Segment Start: Provided entries

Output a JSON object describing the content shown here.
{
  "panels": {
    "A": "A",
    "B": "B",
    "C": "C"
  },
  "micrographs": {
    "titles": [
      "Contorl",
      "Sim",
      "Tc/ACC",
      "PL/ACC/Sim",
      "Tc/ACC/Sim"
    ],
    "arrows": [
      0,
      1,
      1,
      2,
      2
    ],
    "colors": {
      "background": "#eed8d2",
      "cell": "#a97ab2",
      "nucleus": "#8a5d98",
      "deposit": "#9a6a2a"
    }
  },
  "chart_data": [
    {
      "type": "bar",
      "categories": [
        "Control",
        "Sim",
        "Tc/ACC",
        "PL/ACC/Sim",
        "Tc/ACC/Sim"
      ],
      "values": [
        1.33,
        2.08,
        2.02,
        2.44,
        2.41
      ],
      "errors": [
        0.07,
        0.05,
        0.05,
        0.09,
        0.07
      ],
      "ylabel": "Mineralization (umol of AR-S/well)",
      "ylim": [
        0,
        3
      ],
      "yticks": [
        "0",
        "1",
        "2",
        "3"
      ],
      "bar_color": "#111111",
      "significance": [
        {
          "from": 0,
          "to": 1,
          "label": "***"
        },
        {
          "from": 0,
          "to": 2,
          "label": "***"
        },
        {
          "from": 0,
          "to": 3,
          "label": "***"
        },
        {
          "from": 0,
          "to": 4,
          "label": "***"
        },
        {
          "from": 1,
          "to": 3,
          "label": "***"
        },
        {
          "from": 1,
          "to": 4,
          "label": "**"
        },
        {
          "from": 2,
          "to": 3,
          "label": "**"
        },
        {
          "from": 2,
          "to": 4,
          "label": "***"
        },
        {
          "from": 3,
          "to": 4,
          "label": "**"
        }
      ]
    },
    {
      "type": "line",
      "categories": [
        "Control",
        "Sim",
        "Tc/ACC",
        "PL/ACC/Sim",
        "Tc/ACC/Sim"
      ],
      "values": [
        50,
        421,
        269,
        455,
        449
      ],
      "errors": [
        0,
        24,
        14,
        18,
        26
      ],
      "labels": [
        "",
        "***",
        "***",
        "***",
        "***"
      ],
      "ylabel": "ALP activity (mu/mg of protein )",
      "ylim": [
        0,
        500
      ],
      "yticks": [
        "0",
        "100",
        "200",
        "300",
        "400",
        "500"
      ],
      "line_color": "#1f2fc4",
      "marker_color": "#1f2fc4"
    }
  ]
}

Segment End: Provided entries

▸ Work order
The full listing above needs to be transcribed exactly.

▸ Finished task
Output a JSON object describing the content shown here.
{
  "panels": {
    "A": "A",
    "B": "B",
    "C": "C"
  },
  "micrographs": {
    "titles": [
      "Contorl",
      "Sim",
      "Tc/ACC",
      "PL/ACC/Sim",
      "Tc/ACC/Sim"
    ],
    "arrows": [
      0,
      1,
      1,
      2,
      2
    ],
    "colors": {
      "background": "#eed8d2",
      "cell": "#a97ab2",
      "nucleus": "#8a5d98",
      "deposit": "#9a6a2a"
    }
  },
  "chart_data": [
    {
      "type": "bar",
      "categories": [
        "Control",
        "Sim",
        "Tc/ACC",
        "PL/ACC/Sim",
        "Tc/ACC/Sim"
      ],
      "values": [
        1.33,
        2.08,
        2.02,
        2.44,
        2.41
      ],
      "errors": [
        0.07,
        0.05,
        0.05,
        0.09,
        0.07
      ],
      "ylabel": "Mineralization (umol of AR-S/well)",
      "ylim": [
        0,
        3
      ],
      "yticks": [
        "0",
        "1",
        "2",
        "3"
      ],
      "bar_color": "#111111",
      "significance": [
        {
          "from": 0,
          "to": 1,
          "label": "***"
        },
        {
          "from": 0,
          "to": 2,
          "label": "***"
        },
        {
          "from": 0,
          "to": 3,
          "label": "***"
        },
        {
          "from": 0,
          "to": 4,
          "label": "***"
        },
        {
          "from": 1,
          "to": 3,
          "label": "***"
        },
        {
          "from": 1,
          "to": 4,
          "label": "**"
        },
        {
          "from": 2,
          "to": 3,
          "label": "**"
        },
        {
          "from": 2,
          "to": 4,
          "label": "***"
        },
        {
          "from": 3,
          "to": 4,
          "label": "**"
        }
      ]
    },
    {
      "type": "line",
      "categories": [
        "Control",
        "Sim",
        "Tc/ACC",
        "PL/ACC/Sim",
        "Tc/ACC/Sim"
      ],
      "values": [
        50,
        421,
        269,
        455,
        449
      ],
      "errors": [
        0,
        24,
        14,
        18,
        26
      ],
      "labels": [
        "",
        "***",
        "***",
        "***",
        "***"
      ],
      "ylabel": "ALP activity (mu/mg of protein )",
      "ylim": [
        0,
        500
      ],
      "yticks": [
        "0",
        "100",
        "200",
        "300",
        "400",
        "500"
      ],
      "line_color": "#1f2fc4",
      "marker_color": "#1f2fc4"
    }
  ]
}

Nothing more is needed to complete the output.